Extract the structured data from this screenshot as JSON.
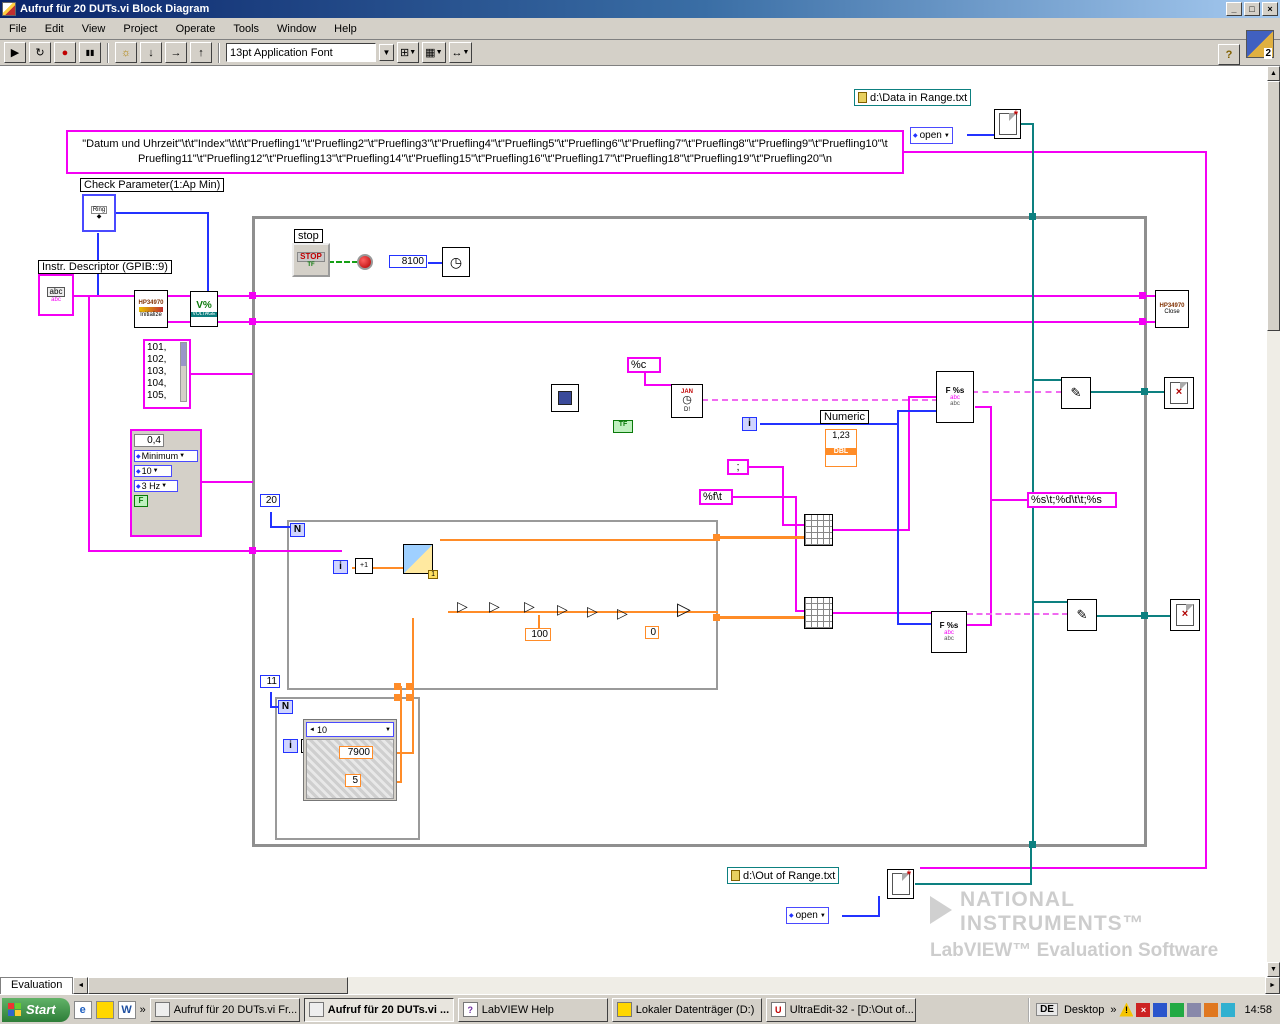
{
  "window": {
    "title": "Aufruf für 20 DUTs.vi Block Diagram"
  },
  "menubar": {
    "items": [
      "File",
      "Edit",
      "View",
      "Project",
      "Operate",
      "Tools",
      "Window",
      "Help"
    ]
  },
  "toolbar": {
    "font_selector": "13pt Application Font",
    "help": "?",
    "badge": "2"
  },
  "icons": {
    "minimize": "_",
    "maximize": "□",
    "close": "×",
    "run": "▶",
    "run_continuous": "↻",
    "abort": "●",
    "pause": "▮▮",
    "bulb": "☼",
    "step_into": "↓",
    "step_over": "→",
    "step_out": "↑",
    "dropdown": "▼",
    "diamond": "◆",
    "up": "▲",
    "down": "▼",
    "left": "◄",
    "right": "►",
    "chevron": "»",
    "clock": "◷",
    "pencil": "✎",
    "page_new": "*",
    "grid": "▦",
    "align": "⊞",
    "resize": "↔",
    "triangle_op": "▷",
    "equals": "≡",
    "excl": "!",
    "q": "?",
    "e": "e",
    "w": "W",
    "u": "U",
    "x": "×"
  },
  "diagram": {
    "header_string": {
      "line1": "\"Datum und Uhrzeit\"\\t\\t\"Index\"\\t\\t\\t\"Pruefling1\"\\t\"Pruefling2\"\\t\"Pruefling3\"\\t\"Pruefling4\"\\t\"Pruefling5\"\\t\"Pruefling6\"\\t\"Pruefling7\"\\t\"Pruefling8\"\\t\"Pruefling9\"\\t\"Pruefling10\"\\t",
      "line2": "Pruefling11\"\\t\"Pruefling12\"\\t\"Pruefling13\"\\t\"Pruefling14\"\\t\"Pruefling15\"\\t\"Pruefling16\"\\t\"Pruefling17\"\\t\"Pruefling18\"\\t\"Pruefling19\"\\t\"Pruefling20\"\\n"
    },
    "check_param_label": "Check Parameter(1:Ap Min)",
    "ring_label": "Ring",
    "instr_descriptor_label": "Instr. Descriptor (GPIB::9)",
    "string_control_label": "abc",
    "hp_init": {
      "l1": "HP34970",
      "l2": "Initialize"
    },
    "hp_config": {
      "l1": "V%",
      "l2": "VOLTAGE"
    },
    "hp_close": {
      "l1": "HP34970",
      "l2": "Close"
    },
    "stop": {
      "label": "stop",
      "button": "STOP",
      "tf": "TF"
    },
    "wait_ms": "8100",
    "channel_list": {
      "values": [
        "101,",
        "102,",
        "103,",
        "104,",
        "105,"
      ]
    },
    "scan_cluster": {
      "value": "0,4",
      "mode": "Minimum",
      "nplc": "10",
      "rate": "3 Hz",
      "bool": "F"
    },
    "loop1": {
      "count": "20",
      "n": "N",
      "i": "i",
      "plus_one": "+1",
      "const_100": "100",
      "const_0": "0",
      "frame": "1"
    },
    "loop2": {
      "count": "11",
      "n": "N",
      "i": "i",
      "index": "10",
      "v1": "7900",
      "v2": "5"
    },
    "fmt_c": "%c",
    "fmt_semicolon": ";",
    "fmt_f": "%f\\t",
    "fmt_s": "%s\\t;%d\\t\\t;%s",
    "numeric": {
      "label": "Numeric",
      "value": "1,23",
      "type": "DBL"
    },
    "time_node": {
      "l1": "JAN",
      "l2": "D!"
    },
    "format_node": {
      "l1": "F %s",
      "l2": "abc",
      "l3": "abc"
    },
    "file_top": {
      "path": "d:\\Data in Range.txt",
      "open": "open"
    },
    "file_bottom": {
      "path": "d:\\Out of Range.txt",
      "open": "open"
    },
    "i_terminal": "i",
    "tf_const": "TF"
  },
  "watermark": {
    "brand1": "NATIONAL",
    "brand2": "INSTRUMENTS™",
    "product": "LabVIEW™ Evaluation Software"
  },
  "statusbar": {
    "tab": "Evaluation"
  },
  "taskbar": {
    "start": "Start",
    "tasks": [
      {
        "label": "Aufruf für 20 DUTs.vi Fr..."
      },
      {
        "label": "Aufruf für 20 DUTs.vi ..."
      },
      {
        "label": "LabVIEW Help"
      },
      {
        "label": "Lokaler Datenträger (D:)"
      },
      {
        "label": "UltraEdit-32 - [D:\\Out of..."
      }
    ],
    "language": "DE",
    "desktop": "Desktop",
    "time": "14:58"
  }
}
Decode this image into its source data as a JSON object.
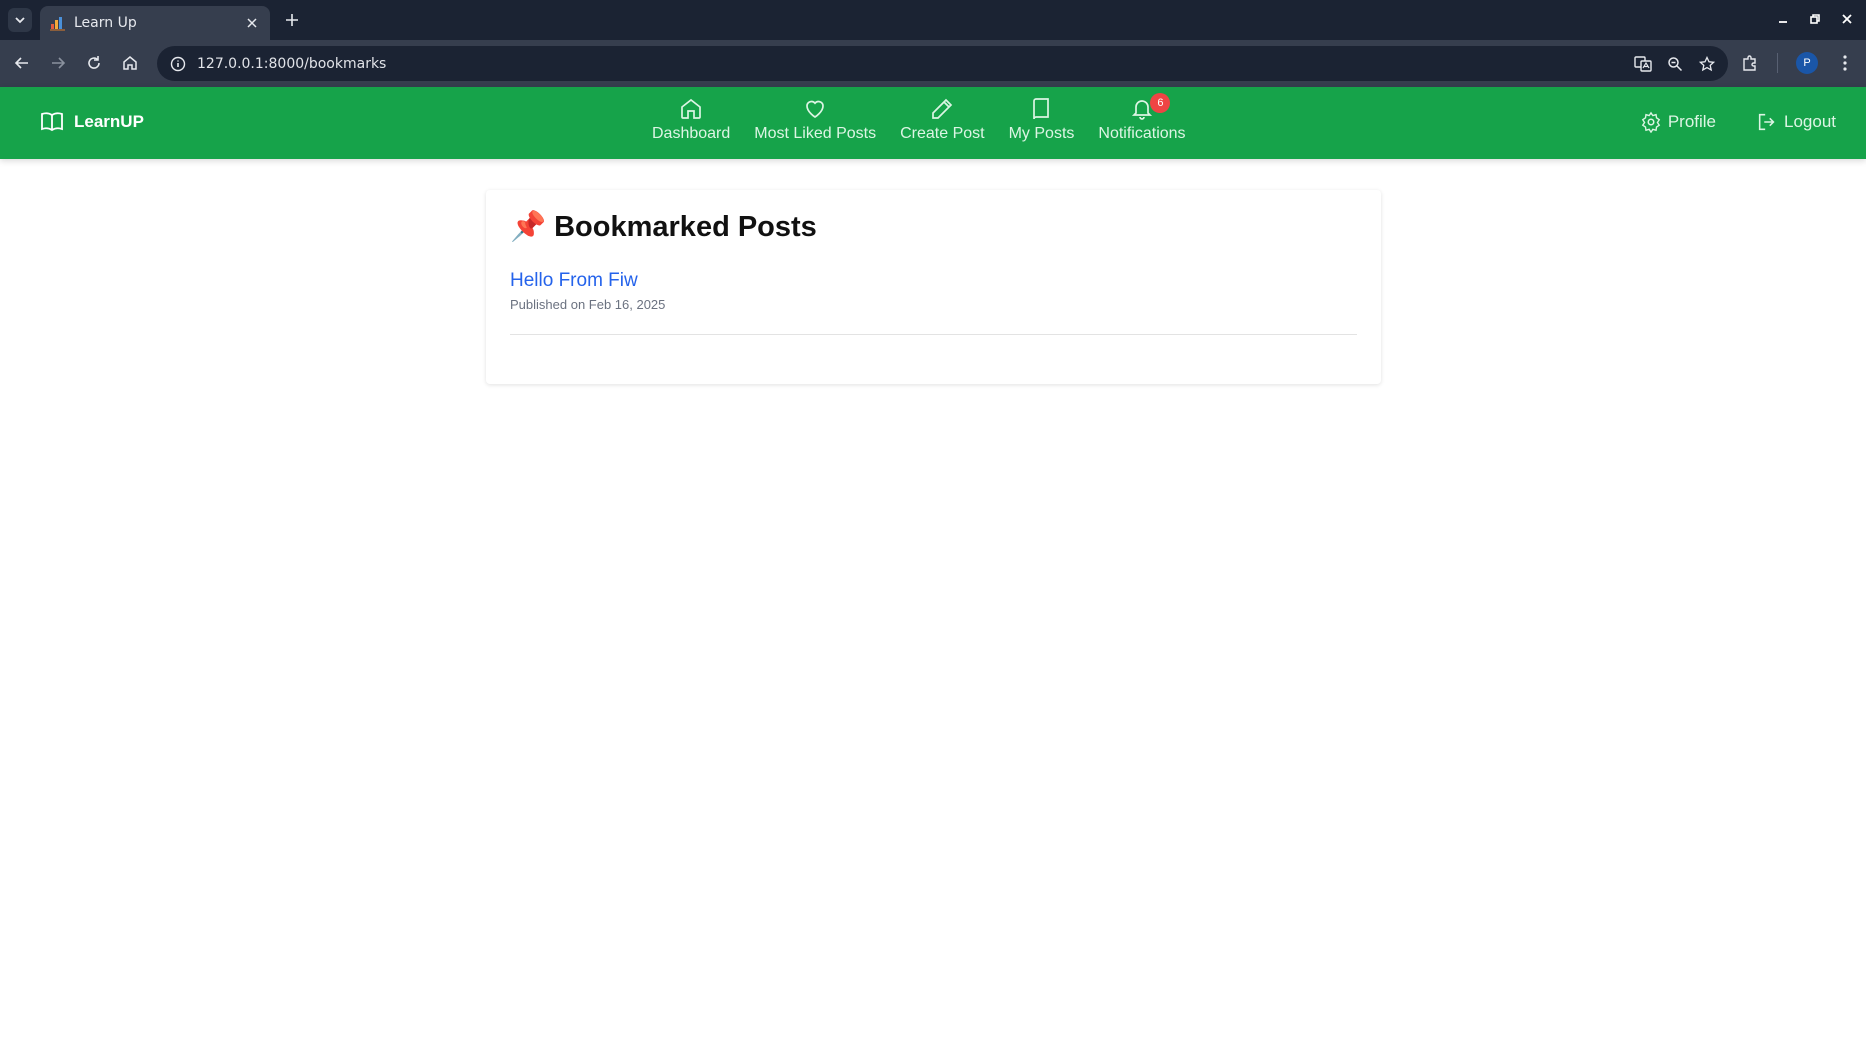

** Task requirements **
Print the records word for word and exclude any picture they hold.

** The output **
Extract the structured data from this screenshot as JSON.
{
  "window": {
    "title": "Aufruf für 20 DUTs.vi Block Diagram"
  },
  "menubar": {
    "items": [
      "File",
      "Edit",
      "View",
      "Project",
      "Operate",
      "Tools",
      "Window",
      "Help"
    ]
  },
  "toolbar": {
    "font_selector": "13pt Application Font",
    "help": "?",
    "badge": "2"
  },
  "icons": {
    "minimize": "_",
    "maximize": "□",
    "close": "×",
    "run": "▶",
    "run_continuous": "↻",
    "abort": "●",
    "pause": "▮▮",
    "bulb": "☼",
    "step_into": "↓",
    "step_over": "→",
    "step_out": "↑",
    "dropdown": "▼",
    "diamond": "◆",
    "up": "▲",
    "down": "▼",
    "left": "◄",
    "right": "►",
    "chevron": "»",
    "clock": "◷",
    "pencil": "✎",
    "page_new": "*",
    "grid": "▦",
    "align": "⊞",
    "resize": "↔",
    "triangle_op": "▷",
    "equals": "≡",
    "excl": "!",
    "q": "?",
    "e": "e",
    "w": "W",
    "u": "U",
    "x": "×"
  },
  "diagram": {
    "header_string": {
      "line1": "\"Datum und Uhrzeit\"\\t\\t\"Index\"\\t\\t\\t\"Pruefling1\"\\t\"Pruefling2\"\\t\"Pruefling3\"\\t\"Pruefling4\"\\t\"Pruefling5\"\\t\"Pruefling6\"\\t\"Pruefling7\"\\t\"Pruefling8\"\\t\"Pruefling9\"\\t\"Pruefling10\"\\t",
      "line2": "Pruefling11\"\\t\"Pruefling12\"\\t\"Pruefling13\"\\t\"Pruefling14\"\\t\"Pruefling15\"\\t\"Pruefling16\"\\t\"Pruefling17\"\\t\"Pruefling18\"\\t\"Pruefling19\"\\t\"Pruefling20\"\\n"
    },
    "check_param_label": "Check Parameter(1:Ap Min)",
    "ring_label": "Ring",
    "instr_descriptor_label": "Instr. Descriptor (GPIB::9)",
    "string_control_label": "abc",
    "hp_init": {
      "l1": "HP34970",
      "l2": "Initialize"
    },
    "hp_config": {
      "l1": "V%",
      "l2": "VOLTAGE"
    },
    "hp_close": {
      "l1": "HP34970",
      "l2": "Close"
    },
    "stop": {
      "label": "stop",
      "button": "STOP",
      "tf": "TF"
    },
    "wait_ms": "8100",
    "channel_list": {
      "values": [
        "101,",
        "102,",
        "103,",
        "104,",
        "105,"
      ]
    },
    "scan_cluster": {
      "value": "0,4",
      "mode": "Minimum",
      "nplc": "10",
      "rate": "3 Hz",
      "bool": "F"
    },
    "loop1": {
      "count": "20",
      "n": "N",
      "i": "i",
      "plus_one": "+1",
      "const_100": "100",
      "const_0": "0",
      "frame": "1"
    },
    "loop2": {
      "count": "11",
      "n": "N",
      "i": "i",
      "index": "10",
      "v1": "7900",
      "v2": "5"
    },
    "fmt_c": "%c",
    "fmt_semicolon": ";",
    "fmt_f": "%f\\t",
    "fmt_s": "%s\\t;%d\\t\\t;%s",
    "numeric": {
      "label": "Numeric",
      "value": "1,23",
      "type": "DBL"
    },
    "time_node": {
      "l1": "JAN",
      "l2": "D!"
    },
    "format_node": {
      "l1": "F %s",
      "l2": "abc",
      "l3": "abc"
    },
    "file_top": {
      "path": "d:\\Data in Range.txt",
      "open": "open"
    },
    "file_bottom": {
      "path": "d:\\Out of Range.txt",
      "open": "open"
    },
    "i_terminal": "i",
    "tf_const": "TF"
  },
  "watermark": {
    "brand1": "NATIONAL",
    "brand2": "INSTRUMENTS™",
    "product": "LabVIEW™ Evaluation Software"
  },
  "statusbar": {
    "tab": "Evaluation"
  },
  "taskbar": {
    "start": "Start",
    "tasks": [
      {
        "label": "Aufruf für 20 DUTs.vi Fr..."
      },
      {
        "label": "Aufruf für 20 DUTs.vi ..."
      },
      {
        "label": "LabVIEW Help"
      },
      {
        "label": "Lokaler Datenträger (D:)"
      },
      {
        "label": "UltraEdit-32 - [D:\\Out of..."
      }
    ],
    "language": "DE",
    "desktop": "Desktop",
    "time": "14:58"
  }
}
Decode this image into its source data as a JSON object.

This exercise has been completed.